## Exercise aim
Which lines hold the word "table"? Copy each one.

## Source records
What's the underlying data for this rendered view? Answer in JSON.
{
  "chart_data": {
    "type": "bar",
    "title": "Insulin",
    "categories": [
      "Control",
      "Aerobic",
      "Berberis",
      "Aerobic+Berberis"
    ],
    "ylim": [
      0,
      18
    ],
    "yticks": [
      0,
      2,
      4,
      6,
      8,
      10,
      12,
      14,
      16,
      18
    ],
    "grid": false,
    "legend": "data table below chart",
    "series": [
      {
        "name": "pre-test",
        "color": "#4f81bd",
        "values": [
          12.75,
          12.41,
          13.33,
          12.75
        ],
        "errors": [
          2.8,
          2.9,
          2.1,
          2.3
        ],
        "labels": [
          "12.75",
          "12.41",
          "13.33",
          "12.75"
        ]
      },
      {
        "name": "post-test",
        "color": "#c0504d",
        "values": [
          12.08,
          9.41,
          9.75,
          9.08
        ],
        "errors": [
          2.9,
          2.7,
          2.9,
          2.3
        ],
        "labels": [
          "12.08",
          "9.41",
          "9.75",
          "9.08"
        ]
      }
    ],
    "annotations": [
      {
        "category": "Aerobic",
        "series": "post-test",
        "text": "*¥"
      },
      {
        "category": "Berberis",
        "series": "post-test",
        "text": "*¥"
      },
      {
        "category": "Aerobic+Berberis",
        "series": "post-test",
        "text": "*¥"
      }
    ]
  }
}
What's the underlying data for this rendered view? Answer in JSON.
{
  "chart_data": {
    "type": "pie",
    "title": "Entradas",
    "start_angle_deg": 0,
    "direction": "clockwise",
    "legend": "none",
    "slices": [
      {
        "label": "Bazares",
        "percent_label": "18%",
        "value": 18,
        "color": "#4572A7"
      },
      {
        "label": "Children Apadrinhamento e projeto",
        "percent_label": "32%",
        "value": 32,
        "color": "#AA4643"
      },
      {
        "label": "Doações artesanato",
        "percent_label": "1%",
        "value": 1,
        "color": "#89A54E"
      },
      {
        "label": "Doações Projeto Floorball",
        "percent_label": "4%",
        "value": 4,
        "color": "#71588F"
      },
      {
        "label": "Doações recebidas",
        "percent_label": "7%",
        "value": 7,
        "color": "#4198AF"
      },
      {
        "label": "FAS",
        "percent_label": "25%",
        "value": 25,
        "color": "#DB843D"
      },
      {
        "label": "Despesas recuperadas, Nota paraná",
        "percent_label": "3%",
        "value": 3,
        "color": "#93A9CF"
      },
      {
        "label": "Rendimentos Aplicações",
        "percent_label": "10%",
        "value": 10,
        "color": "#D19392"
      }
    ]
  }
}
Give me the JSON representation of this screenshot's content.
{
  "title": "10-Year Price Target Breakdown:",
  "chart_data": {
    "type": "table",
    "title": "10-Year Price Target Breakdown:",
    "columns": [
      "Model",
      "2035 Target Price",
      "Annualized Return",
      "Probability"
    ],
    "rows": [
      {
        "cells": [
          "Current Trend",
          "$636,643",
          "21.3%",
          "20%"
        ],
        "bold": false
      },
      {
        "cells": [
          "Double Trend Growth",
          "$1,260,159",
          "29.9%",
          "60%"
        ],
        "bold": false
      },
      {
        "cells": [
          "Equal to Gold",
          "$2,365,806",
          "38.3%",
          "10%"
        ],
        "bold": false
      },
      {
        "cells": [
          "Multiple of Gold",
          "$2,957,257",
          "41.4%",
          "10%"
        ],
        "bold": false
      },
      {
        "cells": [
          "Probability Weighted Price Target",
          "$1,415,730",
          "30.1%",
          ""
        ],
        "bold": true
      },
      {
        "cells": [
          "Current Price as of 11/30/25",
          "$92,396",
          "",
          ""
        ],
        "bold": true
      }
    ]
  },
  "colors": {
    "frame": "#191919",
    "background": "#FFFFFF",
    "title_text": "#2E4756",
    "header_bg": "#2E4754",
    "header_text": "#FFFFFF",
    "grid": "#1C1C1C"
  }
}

## Answer to this exercise
    "legend": "data table below chart",
    "type": "table",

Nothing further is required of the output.